-- TASK DATA start --
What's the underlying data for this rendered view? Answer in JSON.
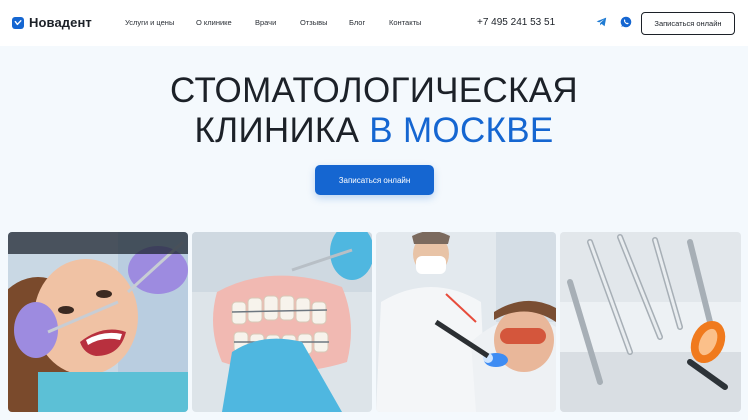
{
  "header": {
    "logo_text": "Новадент",
    "nav": [
      {
        "id": "services",
        "label": "Услуги и цены"
      },
      {
        "id": "about",
        "label": "О клинике"
      },
      {
        "id": "doctors",
        "label": "Врачи"
      },
      {
        "id": "reviews",
        "label": "Отзывы"
      },
      {
        "id": "blog",
        "label": "Блог"
      },
      {
        "id": "contacts",
        "label": "Контакты"
      }
    ],
    "phone": "+7 495 241 53 51",
    "social_icons": [
      "telegram-icon",
      "whatsapp-icon"
    ],
    "cta_label": "Записаться онлайн"
  },
  "hero": {
    "title_line1": "СТОМАТОЛОГИЧЕСКАЯ",
    "title_line2_main": "КЛИНИКА ",
    "title_line2_accent": "В МОСКВЕ",
    "cta_label": "Записаться онлайн"
  },
  "gallery": {
    "photos": [
      "dental-exam-photo",
      "braces-model-photo",
      "uv-curing-photo",
      "dental-equipment-photo"
    ]
  },
  "colors": {
    "accent": "#1566d1",
    "text": "#1c2128",
    "background": "#f4f9fd"
  }
}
-- TASK DATA end --
All of the lines above should be printed exactly, minus the pictures.

- ANSWER TO THIS EXERCISE -
What's the underlying data for this rendered view? Answer in JSON.
{
  "header": {
    "logo_text": "Новадент",
    "nav": [
      {
        "id": "services",
        "label": "Услуги и цены"
      },
      {
        "id": "about",
        "label": "О клинике"
      },
      {
        "id": "doctors",
        "label": "Врачи"
      },
      {
        "id": "reviews",
        "label": "Отзывы"
      },
      {
        "id": "blog",
        "label": "Блог"
      },
      {
        "id": "contacts",
        "label": "Контакты"
      }
    ],
    "phone": "+7 495 241 53 51",
    "social_icons": [
      "telegram-icon",
      "whatsapp-icon"
    ],
    "cta_label": "Записаться онлайн"
  },
  "hero": {
    "title_line1": "СТОМАТОЛОГИЧЕСКАЯ",
    "title_line2_main": "КЛИНИКА ",
    "title_line2_accent": "В МОСКВЕ",
    "cta_label": "Записаться онлайн"
  },
  "gallery": {
    "photos": [
      "dental-exam-photo",
      "braces-model-photo",
      "uv-curing-photo",
      "dental-equipment-photo"
    ]
  },
  "colors": {
    "accent": "#1566d1",
    "text": "#1c2128",
    "background": "#f4f9fd"
  }
}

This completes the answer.